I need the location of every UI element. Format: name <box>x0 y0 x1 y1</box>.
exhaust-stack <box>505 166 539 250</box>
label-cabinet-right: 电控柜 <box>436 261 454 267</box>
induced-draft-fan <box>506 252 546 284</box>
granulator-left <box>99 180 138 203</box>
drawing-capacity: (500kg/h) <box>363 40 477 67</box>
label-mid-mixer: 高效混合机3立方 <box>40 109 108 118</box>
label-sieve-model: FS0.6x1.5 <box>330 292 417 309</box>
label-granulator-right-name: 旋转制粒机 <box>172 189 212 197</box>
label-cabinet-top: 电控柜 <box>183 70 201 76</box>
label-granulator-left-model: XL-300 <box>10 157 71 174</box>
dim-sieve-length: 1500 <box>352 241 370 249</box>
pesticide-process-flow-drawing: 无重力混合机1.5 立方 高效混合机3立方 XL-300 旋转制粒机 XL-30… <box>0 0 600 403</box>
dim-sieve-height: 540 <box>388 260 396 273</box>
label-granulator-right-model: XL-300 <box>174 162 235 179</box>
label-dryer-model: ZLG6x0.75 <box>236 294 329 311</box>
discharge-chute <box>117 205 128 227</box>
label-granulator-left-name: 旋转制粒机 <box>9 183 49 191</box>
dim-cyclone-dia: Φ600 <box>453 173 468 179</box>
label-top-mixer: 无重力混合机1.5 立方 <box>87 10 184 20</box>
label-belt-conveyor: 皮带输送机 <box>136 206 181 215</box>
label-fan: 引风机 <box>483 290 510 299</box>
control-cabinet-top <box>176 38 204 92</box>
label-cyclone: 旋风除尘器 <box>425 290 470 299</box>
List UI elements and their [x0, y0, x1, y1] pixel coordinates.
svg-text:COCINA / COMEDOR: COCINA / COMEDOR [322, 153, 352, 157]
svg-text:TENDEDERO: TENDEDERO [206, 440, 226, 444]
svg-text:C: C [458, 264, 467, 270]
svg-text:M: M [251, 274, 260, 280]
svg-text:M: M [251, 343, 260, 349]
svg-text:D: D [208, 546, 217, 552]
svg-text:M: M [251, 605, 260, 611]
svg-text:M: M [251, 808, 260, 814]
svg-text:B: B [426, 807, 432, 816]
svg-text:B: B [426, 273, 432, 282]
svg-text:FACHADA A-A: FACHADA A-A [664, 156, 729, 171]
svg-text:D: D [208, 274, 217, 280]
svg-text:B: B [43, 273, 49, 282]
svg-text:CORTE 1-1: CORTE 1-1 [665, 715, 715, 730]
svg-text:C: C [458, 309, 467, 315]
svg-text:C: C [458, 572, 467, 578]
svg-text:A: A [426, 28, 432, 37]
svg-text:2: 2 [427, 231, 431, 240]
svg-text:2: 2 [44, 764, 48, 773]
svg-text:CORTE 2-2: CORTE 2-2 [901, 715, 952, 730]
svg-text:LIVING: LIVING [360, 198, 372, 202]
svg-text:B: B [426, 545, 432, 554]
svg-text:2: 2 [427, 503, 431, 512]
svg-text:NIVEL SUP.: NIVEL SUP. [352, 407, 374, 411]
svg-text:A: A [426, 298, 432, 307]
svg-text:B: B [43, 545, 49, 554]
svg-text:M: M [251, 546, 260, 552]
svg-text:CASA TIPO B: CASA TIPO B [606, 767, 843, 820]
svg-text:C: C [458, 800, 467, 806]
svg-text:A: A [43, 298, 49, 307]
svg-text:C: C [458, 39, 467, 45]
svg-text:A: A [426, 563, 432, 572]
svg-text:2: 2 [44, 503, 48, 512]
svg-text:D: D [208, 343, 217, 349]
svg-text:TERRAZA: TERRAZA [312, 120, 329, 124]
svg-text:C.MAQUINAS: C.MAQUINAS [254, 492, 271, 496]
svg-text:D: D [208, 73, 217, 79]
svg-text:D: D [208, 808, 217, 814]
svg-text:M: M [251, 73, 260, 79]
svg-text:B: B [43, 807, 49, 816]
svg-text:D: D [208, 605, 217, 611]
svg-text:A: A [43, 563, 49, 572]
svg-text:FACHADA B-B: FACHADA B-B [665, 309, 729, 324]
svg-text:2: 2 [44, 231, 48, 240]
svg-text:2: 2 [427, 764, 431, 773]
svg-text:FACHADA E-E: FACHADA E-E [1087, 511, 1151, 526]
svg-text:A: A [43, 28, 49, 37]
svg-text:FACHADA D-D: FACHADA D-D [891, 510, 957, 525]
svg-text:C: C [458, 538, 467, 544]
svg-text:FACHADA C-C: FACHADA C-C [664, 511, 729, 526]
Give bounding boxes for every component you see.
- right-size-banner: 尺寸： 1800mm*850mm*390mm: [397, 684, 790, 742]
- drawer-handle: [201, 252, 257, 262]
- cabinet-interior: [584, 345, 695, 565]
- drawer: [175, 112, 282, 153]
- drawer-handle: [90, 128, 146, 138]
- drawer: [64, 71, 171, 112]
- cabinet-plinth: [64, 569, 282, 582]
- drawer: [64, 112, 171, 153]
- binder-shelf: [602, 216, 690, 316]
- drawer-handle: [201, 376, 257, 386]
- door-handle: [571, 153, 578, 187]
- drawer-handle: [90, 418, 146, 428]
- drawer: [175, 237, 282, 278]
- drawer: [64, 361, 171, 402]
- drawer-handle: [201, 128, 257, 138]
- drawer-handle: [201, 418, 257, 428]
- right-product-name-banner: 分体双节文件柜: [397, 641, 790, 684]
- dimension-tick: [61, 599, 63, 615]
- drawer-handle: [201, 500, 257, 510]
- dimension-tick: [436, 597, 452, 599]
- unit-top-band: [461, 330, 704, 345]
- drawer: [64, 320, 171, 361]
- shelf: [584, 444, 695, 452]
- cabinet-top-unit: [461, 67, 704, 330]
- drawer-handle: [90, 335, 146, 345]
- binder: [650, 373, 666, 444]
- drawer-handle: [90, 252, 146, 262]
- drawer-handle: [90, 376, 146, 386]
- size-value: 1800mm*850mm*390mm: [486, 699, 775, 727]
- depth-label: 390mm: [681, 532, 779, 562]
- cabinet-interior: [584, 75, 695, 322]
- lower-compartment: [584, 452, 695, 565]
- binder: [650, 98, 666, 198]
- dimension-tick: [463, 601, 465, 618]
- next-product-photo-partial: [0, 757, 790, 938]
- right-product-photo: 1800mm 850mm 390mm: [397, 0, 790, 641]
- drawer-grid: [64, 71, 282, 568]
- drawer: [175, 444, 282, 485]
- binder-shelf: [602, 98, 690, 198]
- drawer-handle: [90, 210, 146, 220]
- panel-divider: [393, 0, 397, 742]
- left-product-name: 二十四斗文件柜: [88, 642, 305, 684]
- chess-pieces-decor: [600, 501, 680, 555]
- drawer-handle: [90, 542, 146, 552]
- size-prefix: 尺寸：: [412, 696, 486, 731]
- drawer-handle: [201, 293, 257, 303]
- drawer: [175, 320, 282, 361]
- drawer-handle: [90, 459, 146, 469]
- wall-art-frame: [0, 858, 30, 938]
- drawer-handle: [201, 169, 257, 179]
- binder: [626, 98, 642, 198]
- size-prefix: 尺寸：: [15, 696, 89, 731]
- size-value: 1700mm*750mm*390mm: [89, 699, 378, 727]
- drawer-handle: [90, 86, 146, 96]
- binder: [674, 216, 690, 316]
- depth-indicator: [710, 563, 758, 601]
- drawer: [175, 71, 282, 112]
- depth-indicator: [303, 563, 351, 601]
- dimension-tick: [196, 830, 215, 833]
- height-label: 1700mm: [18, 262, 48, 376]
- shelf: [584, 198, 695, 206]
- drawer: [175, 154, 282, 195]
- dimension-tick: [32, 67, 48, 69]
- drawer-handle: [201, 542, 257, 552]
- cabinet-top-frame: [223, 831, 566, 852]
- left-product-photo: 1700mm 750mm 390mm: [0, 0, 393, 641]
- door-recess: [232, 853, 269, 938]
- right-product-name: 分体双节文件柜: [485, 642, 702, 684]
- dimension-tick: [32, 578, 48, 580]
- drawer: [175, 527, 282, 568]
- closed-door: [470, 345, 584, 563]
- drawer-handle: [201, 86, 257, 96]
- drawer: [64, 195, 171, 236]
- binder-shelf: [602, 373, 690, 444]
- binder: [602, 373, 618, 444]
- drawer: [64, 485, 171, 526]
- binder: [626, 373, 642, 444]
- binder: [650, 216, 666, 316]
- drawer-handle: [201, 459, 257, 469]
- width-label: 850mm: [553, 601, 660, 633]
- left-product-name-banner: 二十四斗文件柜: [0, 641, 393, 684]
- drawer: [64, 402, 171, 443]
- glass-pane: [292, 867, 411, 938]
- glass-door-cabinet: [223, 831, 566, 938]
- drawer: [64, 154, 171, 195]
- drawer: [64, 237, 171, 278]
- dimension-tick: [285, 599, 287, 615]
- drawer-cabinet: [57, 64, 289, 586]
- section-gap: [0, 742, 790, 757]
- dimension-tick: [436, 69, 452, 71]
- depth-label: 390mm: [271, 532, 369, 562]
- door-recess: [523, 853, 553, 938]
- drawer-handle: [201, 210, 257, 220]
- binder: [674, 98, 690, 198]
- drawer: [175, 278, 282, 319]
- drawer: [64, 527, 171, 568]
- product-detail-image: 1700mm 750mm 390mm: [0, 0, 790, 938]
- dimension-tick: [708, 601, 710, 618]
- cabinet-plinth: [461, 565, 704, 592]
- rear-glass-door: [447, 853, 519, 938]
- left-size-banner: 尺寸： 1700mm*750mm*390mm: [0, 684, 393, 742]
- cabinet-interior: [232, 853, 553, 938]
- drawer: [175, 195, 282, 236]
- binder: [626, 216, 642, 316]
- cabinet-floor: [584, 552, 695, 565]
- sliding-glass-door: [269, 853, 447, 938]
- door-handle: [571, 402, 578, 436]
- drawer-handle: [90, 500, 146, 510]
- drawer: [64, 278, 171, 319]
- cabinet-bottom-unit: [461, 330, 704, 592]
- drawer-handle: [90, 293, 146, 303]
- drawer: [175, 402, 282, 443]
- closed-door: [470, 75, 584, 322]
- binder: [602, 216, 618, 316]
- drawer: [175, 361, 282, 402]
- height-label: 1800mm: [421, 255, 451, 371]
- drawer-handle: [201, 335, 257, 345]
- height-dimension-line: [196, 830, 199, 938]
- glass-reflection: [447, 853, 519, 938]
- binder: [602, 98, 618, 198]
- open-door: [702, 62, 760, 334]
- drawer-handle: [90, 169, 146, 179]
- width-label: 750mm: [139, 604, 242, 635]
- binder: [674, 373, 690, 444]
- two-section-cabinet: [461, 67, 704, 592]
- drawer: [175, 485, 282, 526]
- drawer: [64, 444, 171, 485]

Instructions for the task: Give the entries from the very first line through the line containing "label-granulator-right-model: XL-300 <box>174", both included, as a Markdown table with the columns Row and Line. Put a running number in Row and the line in Line, and skip any blank lines.

Result for this task:
| Row | Line |
|---|---|
| 1 | I need the location of every UI element. Format: name <box>x0 y0 x1 y1</box>. |
| 2 | exhaust-stack <box>505 166 539 250</box> |
| 3 | label-cabinet-right: 电控柜 <box>436 261 454 267</box> |
| 4 | induced-draft-fan <box>506 252 546 284</box> |
| 5 | granulator-left <box>99 180 138 203</box> |
| 6 | drawing-capacity: (500kg/h) <box>363 40 477 67</box> |
| 7 | label-mid-mixer: 高效混合机3立方 <box>40 109 108 118</box> |
| 8 | label-sieve-model: FS0.6x1.5 <box>330 292 417 309</box> |
| 9 | label-granulator-right-name: 旋转制粒机 <box>172 189 212 197</box> |
| 10 | label-cabinet-top: 电控柜 <box>183 70 201 76</box> |
| 11 | label-granulator-left-model: XL-300 <box>10 157 71 174</box> |
| 12 | dim-sieve-length: 1500 <box>352 241 370 249</box> |
| 13 | pesticide-process-flow-drawing: 无重力混合机1.5 立方 高效混合机3立方 XL-300 旋转制粒机 XL-30… <box>0 0 600 403</box> |
| 14 | dim-sieve-height: 540 <box>388 260 396 273</box> |
| 15 | label-granulator-right-model: XL-300 <box>174 162 235 179</box> |